▸ **TEXTO SELECIONADO**
Frederick Forsyth, o mestre do thriller

 

Frederick Forsyth, nascido em Ashford (Inglaterra), 25 de agosto de 1938, teve uma vida tão movimentada que muita gente diz que seus romances parecem “relatórios secretos transformados em ficção”. E isso não é exagero. Antes de virar escritor, o autor foi piloto da RAF (Força Aérea Britânica), jornalista internacional, correspondente de guerra, e colaborador informal de serviços de inteligência britânicos (MI6). Ele trabalhou para a BBC e para a Reuters cobrindo conflitos e crises internacionais na África, Europa e Oriente Médio. Durante a Guerra de Biafra, na Nigéria, ele ficou frustrado porque achava que a imprensa britânica escondia parte da tragédia humanitária. Essa experiência marcou profundamente sua visão política e seu jeito de escrever.

▸ **DETALHES DO PROBLEMA**
Segundo o texto sobre Frederick Forsyth, para quais duas empresas ele trabalhou cobrindo conflitos e crises internacionais?

▸ **DADOS BRUTOS**

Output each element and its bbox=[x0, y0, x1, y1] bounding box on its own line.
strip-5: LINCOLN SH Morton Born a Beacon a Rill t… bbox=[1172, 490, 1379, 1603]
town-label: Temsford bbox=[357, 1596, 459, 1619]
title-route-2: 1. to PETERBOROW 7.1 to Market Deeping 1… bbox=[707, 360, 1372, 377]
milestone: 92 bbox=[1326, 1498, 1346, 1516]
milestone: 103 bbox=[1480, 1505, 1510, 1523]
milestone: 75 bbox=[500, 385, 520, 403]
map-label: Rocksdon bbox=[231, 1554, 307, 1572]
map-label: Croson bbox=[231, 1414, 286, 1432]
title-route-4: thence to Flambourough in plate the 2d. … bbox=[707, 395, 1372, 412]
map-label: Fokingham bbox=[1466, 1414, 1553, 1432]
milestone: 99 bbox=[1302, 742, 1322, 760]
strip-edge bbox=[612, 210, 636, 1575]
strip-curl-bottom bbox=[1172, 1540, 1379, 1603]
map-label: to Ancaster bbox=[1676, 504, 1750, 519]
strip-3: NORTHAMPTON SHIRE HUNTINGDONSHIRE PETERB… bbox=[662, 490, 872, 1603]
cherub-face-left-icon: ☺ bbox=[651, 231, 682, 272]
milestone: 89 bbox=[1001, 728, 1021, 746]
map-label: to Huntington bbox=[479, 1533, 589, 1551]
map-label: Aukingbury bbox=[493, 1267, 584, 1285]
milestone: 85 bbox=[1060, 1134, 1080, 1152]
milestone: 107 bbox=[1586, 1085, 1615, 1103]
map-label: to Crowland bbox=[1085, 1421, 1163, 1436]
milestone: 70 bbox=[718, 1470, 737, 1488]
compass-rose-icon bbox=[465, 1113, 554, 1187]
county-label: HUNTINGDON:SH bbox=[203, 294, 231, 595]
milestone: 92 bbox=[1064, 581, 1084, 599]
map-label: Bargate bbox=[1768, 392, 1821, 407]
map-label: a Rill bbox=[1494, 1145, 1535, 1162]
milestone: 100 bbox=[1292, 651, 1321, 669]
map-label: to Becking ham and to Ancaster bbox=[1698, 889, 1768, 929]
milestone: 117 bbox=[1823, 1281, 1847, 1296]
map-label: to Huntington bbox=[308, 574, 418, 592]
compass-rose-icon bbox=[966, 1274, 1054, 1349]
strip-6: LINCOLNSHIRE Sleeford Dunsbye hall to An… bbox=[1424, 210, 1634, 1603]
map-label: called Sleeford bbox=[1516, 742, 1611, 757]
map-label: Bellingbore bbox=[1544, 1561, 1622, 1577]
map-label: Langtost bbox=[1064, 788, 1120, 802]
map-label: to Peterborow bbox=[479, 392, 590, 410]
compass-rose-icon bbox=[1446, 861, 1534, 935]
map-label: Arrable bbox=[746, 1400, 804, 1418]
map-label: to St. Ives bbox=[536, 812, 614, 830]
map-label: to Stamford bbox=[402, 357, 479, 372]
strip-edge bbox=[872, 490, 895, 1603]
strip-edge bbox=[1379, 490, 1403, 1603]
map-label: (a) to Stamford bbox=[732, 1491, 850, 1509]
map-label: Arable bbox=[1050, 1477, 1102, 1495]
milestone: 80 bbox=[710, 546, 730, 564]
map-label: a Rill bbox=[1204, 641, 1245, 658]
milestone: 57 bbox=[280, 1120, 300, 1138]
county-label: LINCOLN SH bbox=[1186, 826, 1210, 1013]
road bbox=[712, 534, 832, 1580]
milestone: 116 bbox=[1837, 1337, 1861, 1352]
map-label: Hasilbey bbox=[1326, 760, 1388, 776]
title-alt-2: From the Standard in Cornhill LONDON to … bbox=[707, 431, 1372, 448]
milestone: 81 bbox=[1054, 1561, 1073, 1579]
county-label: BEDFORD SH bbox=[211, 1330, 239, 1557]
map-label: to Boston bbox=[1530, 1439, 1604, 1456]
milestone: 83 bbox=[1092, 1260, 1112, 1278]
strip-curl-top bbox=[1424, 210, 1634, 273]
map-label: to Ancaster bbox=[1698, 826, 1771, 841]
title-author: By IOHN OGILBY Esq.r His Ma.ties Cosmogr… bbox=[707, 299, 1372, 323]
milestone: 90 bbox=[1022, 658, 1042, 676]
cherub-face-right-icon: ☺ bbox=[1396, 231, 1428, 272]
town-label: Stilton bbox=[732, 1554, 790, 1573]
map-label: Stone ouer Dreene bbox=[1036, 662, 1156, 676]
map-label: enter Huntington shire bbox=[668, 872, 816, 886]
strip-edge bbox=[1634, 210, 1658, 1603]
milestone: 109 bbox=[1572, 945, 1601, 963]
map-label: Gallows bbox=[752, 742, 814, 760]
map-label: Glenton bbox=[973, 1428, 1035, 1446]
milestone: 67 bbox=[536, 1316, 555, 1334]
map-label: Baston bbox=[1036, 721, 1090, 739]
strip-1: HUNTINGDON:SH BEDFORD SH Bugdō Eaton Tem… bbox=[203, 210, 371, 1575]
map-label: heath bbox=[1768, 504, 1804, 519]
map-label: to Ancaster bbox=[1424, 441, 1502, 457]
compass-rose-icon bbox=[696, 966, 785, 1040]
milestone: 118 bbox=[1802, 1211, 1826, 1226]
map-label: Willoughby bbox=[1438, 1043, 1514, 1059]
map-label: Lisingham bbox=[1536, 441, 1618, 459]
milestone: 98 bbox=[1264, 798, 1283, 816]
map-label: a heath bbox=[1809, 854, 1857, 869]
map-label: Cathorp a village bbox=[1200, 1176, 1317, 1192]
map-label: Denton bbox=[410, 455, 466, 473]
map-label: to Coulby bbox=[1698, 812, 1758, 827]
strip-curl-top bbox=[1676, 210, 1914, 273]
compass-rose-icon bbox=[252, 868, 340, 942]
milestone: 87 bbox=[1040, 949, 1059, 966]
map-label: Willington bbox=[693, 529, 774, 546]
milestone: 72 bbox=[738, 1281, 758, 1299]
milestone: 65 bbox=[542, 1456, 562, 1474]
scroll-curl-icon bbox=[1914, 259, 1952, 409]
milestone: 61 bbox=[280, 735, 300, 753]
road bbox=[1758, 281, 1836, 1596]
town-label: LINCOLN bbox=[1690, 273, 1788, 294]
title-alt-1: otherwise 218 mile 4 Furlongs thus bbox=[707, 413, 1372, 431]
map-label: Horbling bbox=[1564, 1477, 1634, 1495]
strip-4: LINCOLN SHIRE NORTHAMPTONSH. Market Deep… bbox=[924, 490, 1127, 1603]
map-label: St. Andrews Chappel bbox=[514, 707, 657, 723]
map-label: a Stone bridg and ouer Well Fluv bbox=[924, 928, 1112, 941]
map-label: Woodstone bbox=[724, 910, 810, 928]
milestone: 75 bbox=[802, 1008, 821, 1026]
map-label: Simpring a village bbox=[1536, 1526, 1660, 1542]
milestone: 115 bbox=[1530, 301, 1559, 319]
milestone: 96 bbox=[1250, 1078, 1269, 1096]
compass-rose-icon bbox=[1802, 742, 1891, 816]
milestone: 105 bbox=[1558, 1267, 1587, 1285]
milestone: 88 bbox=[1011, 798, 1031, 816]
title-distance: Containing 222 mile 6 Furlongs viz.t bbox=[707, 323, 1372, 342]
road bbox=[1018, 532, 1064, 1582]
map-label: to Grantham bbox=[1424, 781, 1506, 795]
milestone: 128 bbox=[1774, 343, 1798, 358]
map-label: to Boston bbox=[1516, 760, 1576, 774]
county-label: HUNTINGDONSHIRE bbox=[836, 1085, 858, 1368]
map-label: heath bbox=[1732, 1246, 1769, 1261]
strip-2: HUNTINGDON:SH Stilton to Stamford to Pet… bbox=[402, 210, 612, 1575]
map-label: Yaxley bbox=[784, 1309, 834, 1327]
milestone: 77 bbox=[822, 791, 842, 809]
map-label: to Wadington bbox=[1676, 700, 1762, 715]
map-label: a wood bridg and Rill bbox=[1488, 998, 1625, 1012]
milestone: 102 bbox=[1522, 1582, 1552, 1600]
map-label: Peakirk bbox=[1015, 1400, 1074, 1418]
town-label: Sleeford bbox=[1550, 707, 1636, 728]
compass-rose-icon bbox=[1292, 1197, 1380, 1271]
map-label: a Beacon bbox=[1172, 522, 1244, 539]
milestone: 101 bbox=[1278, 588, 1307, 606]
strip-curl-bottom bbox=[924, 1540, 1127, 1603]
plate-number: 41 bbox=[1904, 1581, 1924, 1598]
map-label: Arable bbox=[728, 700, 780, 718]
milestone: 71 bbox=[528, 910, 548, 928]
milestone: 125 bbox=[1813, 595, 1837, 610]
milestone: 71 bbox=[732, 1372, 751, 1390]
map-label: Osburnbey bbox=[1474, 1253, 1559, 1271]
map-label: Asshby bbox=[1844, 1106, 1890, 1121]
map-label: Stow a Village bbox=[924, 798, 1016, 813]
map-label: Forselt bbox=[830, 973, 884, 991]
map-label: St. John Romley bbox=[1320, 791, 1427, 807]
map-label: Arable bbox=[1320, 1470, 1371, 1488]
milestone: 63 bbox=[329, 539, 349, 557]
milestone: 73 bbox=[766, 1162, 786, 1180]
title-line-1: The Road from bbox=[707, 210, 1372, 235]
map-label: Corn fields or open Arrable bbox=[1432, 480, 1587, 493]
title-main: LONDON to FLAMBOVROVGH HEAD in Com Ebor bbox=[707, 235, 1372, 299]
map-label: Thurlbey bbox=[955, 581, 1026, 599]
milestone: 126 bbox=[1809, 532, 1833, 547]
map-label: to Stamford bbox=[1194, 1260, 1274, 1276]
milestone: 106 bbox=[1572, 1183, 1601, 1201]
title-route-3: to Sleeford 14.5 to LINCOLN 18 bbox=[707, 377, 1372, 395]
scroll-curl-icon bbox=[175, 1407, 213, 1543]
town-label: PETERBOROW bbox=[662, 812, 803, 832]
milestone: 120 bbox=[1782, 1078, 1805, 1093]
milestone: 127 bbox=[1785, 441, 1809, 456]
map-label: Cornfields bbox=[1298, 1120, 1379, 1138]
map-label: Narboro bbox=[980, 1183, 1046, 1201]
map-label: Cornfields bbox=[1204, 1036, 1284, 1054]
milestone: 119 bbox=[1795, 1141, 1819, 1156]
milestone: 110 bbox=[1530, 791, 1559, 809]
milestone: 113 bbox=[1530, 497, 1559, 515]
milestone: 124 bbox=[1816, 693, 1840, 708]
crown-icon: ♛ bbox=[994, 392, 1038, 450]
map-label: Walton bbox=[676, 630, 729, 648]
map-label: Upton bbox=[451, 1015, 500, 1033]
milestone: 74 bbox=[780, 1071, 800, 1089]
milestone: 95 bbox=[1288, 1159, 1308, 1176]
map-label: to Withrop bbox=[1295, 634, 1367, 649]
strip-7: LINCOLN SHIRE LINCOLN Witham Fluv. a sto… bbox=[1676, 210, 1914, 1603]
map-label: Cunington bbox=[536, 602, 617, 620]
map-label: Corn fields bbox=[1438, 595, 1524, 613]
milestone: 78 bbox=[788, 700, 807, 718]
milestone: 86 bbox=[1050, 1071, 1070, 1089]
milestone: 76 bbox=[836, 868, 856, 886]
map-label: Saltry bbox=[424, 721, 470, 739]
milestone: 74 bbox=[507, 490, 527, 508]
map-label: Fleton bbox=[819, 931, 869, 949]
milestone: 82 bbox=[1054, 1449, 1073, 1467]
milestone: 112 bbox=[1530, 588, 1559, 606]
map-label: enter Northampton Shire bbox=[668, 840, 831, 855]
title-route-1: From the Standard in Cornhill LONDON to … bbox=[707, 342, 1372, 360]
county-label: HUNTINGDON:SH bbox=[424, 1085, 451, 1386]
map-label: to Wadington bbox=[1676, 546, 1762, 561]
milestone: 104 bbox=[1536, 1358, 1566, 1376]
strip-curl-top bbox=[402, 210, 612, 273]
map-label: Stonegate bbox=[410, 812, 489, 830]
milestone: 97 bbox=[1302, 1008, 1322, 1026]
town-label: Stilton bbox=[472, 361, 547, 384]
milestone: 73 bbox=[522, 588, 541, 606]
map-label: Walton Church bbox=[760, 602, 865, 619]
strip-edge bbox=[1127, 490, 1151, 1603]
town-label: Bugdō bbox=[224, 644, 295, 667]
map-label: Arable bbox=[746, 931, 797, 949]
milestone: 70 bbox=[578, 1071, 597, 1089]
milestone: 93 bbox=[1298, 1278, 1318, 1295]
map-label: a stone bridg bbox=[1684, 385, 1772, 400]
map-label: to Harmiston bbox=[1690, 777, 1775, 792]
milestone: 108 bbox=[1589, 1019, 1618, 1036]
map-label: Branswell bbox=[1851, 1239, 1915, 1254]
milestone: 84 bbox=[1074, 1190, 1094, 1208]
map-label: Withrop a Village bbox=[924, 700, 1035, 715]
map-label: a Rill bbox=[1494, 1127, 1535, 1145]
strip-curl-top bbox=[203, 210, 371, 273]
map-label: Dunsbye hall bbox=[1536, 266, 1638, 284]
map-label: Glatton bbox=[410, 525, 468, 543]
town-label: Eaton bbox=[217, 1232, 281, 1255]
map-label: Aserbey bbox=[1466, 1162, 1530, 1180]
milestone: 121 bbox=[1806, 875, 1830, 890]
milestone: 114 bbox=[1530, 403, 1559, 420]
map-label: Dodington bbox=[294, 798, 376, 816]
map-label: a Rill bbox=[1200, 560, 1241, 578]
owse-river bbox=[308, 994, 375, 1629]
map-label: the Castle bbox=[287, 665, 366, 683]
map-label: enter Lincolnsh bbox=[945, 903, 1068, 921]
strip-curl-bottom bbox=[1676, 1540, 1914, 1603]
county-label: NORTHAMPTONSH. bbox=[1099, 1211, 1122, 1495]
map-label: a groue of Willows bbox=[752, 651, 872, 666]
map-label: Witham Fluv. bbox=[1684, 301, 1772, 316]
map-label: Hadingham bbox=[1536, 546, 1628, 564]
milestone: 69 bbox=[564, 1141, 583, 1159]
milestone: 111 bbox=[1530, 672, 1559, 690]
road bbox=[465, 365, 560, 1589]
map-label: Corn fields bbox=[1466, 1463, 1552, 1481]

▸ **SOLUÇÃO**
Para a BBC e para a Reuters.